(Records shown):
>> begin

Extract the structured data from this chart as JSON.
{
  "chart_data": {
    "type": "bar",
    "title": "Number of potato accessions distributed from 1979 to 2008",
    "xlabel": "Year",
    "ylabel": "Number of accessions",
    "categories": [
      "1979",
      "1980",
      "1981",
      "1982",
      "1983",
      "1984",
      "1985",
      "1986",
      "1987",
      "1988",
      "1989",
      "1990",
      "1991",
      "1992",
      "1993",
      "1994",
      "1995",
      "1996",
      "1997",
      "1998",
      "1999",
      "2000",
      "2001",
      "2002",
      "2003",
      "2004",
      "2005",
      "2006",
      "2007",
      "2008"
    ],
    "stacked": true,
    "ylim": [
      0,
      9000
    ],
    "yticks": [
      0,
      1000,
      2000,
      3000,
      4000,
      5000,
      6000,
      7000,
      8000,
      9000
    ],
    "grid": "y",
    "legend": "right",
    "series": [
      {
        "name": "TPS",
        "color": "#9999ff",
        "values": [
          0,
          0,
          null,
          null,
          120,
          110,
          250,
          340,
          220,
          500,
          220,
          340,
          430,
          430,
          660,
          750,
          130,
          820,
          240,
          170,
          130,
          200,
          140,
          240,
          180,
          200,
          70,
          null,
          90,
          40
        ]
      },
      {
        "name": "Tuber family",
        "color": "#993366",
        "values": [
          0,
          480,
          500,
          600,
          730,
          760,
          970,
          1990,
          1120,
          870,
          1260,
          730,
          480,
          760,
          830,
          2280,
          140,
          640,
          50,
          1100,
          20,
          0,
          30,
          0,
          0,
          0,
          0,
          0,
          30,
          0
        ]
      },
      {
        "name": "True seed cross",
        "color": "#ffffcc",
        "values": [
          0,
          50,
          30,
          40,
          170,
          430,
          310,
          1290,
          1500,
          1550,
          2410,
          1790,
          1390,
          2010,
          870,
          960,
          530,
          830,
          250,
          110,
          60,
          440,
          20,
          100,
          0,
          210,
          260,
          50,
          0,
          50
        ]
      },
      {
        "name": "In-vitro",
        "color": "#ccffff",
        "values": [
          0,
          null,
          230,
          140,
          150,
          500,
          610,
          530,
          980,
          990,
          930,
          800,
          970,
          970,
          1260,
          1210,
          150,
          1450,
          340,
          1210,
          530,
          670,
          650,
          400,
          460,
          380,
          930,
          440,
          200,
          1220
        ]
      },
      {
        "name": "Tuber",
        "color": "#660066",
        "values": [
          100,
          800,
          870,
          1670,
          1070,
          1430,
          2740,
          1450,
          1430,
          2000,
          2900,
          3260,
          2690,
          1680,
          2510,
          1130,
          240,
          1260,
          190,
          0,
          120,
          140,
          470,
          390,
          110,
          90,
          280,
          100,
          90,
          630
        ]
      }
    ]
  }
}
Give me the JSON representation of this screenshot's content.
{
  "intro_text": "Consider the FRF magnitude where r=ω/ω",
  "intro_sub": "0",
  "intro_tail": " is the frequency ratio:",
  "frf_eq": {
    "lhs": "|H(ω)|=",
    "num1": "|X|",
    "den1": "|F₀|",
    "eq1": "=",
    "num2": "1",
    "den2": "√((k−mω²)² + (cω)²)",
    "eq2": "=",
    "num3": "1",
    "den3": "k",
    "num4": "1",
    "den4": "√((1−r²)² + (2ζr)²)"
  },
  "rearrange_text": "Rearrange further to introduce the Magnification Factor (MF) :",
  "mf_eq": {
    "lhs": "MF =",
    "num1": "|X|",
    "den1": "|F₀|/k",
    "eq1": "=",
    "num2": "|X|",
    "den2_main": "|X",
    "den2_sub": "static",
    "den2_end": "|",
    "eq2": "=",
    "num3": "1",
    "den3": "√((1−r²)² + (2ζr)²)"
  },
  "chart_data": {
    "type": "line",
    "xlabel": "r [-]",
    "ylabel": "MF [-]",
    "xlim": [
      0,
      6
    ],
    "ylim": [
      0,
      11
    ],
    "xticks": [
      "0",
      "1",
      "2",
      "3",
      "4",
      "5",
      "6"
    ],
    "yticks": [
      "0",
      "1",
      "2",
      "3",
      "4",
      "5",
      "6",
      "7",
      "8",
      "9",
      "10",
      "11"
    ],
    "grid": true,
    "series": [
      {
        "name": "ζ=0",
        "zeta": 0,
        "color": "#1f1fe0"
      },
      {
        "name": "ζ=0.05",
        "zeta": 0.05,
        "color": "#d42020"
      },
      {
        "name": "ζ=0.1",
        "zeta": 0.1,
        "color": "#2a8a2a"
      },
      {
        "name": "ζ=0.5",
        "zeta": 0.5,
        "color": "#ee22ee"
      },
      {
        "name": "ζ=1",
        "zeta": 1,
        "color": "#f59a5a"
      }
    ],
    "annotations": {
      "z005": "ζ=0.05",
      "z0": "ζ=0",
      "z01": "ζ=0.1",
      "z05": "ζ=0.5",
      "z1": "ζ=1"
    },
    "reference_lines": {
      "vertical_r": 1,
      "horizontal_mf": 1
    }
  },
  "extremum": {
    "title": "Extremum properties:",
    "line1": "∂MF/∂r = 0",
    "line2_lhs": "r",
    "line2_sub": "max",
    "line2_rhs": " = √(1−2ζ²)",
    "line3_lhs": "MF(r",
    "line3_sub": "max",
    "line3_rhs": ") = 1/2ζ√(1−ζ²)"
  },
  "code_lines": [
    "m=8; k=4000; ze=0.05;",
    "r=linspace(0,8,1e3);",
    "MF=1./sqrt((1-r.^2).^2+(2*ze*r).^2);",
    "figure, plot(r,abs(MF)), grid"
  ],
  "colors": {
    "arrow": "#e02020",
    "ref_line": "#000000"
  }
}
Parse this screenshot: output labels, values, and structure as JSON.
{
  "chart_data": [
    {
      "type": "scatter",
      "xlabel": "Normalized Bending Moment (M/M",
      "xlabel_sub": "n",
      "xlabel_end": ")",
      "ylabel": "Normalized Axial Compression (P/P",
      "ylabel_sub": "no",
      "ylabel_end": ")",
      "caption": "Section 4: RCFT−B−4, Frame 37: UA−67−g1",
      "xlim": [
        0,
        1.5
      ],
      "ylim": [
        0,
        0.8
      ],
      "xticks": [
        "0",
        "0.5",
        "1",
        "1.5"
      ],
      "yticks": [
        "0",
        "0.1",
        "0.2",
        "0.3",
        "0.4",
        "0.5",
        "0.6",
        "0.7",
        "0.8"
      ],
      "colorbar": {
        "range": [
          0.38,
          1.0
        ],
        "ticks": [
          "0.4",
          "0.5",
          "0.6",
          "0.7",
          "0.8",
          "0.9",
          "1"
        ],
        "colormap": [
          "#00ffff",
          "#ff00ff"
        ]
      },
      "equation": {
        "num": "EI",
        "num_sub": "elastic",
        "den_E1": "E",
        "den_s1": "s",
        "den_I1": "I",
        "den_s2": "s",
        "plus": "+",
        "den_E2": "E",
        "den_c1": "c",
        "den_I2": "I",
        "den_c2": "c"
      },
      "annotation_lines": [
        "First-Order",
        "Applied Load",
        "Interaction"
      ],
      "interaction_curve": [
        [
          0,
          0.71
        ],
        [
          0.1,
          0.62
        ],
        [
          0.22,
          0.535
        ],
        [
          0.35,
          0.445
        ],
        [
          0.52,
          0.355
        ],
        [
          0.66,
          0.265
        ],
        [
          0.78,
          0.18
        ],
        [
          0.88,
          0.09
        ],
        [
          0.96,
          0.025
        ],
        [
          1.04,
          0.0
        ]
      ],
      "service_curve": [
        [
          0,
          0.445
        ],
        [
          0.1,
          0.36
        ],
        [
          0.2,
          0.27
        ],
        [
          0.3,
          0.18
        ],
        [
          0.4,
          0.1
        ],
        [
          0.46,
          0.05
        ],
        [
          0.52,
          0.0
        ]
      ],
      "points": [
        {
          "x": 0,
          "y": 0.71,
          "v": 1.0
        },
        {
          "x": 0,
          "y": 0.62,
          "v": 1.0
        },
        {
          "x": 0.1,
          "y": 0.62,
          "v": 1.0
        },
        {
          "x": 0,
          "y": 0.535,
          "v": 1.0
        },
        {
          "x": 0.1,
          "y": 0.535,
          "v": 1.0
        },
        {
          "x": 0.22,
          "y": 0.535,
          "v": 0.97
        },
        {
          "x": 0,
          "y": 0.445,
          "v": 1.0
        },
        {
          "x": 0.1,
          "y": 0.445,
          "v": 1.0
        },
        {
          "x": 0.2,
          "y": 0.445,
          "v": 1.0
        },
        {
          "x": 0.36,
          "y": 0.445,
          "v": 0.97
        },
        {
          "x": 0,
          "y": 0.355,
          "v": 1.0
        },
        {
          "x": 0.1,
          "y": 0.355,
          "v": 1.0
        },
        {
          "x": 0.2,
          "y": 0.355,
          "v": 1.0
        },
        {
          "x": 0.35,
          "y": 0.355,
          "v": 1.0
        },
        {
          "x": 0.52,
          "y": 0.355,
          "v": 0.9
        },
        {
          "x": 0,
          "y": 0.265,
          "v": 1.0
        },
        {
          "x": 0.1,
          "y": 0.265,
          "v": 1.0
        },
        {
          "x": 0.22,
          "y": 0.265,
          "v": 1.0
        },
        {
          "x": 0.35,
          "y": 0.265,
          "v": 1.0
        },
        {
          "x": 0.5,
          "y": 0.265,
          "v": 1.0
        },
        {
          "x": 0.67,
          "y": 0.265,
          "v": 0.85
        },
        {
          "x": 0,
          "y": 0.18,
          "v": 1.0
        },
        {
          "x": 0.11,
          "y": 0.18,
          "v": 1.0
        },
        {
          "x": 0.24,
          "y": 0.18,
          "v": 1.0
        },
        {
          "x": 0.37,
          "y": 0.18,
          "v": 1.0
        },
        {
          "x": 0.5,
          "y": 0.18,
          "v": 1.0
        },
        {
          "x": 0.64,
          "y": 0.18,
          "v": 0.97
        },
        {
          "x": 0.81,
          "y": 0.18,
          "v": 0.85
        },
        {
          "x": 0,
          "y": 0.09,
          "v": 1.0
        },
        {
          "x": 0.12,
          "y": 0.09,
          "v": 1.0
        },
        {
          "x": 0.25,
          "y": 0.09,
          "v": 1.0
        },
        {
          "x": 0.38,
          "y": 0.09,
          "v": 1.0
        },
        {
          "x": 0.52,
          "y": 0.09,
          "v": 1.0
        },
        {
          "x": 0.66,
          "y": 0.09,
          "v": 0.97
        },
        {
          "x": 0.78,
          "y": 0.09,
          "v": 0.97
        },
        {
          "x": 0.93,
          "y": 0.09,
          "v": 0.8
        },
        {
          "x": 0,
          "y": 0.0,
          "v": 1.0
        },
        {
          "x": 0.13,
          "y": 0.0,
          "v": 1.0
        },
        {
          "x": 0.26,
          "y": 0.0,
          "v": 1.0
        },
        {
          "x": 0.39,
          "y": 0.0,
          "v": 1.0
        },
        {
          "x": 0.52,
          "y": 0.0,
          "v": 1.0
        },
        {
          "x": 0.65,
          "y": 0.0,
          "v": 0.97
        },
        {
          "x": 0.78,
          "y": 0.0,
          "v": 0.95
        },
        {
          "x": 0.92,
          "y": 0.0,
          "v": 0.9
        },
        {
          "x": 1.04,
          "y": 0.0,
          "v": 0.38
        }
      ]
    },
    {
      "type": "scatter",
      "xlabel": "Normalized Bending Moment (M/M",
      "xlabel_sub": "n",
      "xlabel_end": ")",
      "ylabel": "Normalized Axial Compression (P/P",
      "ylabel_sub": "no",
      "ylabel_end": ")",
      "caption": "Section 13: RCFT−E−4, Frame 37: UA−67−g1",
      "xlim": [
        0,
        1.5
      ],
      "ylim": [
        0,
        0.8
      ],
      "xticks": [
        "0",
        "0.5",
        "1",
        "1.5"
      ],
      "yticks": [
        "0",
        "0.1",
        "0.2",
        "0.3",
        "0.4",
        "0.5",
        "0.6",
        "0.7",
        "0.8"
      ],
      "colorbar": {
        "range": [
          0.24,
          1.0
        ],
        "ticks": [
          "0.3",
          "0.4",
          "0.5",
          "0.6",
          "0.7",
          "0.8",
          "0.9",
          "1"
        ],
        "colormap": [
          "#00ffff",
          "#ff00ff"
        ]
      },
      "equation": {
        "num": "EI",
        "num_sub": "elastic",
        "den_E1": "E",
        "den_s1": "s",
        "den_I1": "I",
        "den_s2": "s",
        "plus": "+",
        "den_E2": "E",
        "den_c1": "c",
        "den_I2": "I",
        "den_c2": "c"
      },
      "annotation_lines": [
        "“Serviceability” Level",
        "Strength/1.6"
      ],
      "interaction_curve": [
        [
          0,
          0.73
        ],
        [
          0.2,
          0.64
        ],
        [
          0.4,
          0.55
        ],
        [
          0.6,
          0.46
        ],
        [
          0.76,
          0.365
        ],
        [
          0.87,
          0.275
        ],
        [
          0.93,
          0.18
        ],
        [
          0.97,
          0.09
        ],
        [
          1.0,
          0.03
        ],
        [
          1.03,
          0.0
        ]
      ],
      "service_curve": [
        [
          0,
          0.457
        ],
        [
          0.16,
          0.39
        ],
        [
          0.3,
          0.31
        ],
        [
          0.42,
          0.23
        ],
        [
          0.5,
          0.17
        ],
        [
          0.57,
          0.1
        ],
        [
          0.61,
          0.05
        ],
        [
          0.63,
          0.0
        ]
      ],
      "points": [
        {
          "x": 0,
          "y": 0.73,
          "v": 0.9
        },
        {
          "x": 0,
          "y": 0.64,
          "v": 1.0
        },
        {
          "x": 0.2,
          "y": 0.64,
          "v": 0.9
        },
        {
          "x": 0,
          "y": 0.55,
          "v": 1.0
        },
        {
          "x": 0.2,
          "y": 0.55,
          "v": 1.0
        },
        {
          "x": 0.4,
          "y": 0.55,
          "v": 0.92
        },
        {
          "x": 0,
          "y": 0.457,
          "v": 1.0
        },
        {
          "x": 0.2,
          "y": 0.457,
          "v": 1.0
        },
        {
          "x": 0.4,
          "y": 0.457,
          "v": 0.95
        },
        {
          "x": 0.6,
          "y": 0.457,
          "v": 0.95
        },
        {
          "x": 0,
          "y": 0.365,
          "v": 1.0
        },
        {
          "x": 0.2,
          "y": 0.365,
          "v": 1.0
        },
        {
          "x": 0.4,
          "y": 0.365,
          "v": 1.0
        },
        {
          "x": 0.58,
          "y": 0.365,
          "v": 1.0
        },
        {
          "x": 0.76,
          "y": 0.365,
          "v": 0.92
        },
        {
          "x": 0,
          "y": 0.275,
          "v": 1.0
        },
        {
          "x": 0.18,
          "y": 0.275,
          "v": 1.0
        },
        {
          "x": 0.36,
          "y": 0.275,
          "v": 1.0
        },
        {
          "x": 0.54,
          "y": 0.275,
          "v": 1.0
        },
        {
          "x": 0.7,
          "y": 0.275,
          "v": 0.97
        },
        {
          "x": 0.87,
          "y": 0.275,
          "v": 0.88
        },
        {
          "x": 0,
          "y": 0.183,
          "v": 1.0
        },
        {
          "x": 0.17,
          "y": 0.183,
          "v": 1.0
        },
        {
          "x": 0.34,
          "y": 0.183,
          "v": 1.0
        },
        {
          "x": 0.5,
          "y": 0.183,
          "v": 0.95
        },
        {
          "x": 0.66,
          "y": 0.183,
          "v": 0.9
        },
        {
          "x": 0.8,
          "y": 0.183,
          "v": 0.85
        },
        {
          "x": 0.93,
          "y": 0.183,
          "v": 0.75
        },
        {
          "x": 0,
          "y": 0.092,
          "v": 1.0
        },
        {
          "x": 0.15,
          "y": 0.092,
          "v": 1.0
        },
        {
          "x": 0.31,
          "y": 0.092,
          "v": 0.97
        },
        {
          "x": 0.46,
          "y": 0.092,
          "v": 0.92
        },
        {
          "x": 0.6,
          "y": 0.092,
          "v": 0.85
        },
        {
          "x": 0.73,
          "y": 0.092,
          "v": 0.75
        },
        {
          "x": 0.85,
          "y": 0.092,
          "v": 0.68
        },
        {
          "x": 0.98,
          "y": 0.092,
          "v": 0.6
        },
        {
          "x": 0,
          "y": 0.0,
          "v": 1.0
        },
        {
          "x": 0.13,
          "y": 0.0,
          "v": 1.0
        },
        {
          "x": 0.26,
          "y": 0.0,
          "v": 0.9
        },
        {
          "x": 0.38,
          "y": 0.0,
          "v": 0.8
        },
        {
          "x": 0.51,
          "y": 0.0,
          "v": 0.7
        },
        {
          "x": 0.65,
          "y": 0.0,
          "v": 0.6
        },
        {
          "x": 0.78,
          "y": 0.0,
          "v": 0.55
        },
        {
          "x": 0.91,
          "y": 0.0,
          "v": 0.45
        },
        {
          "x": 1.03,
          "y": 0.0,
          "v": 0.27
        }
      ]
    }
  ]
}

>> end

(Given instruction):
Using the listing above, gather each line that holds the string "from" and copy it.

(The response):
Extract the structured data from this chart as JSON.
    "title": "Number of potato accessions distributed from 1979 to 2008",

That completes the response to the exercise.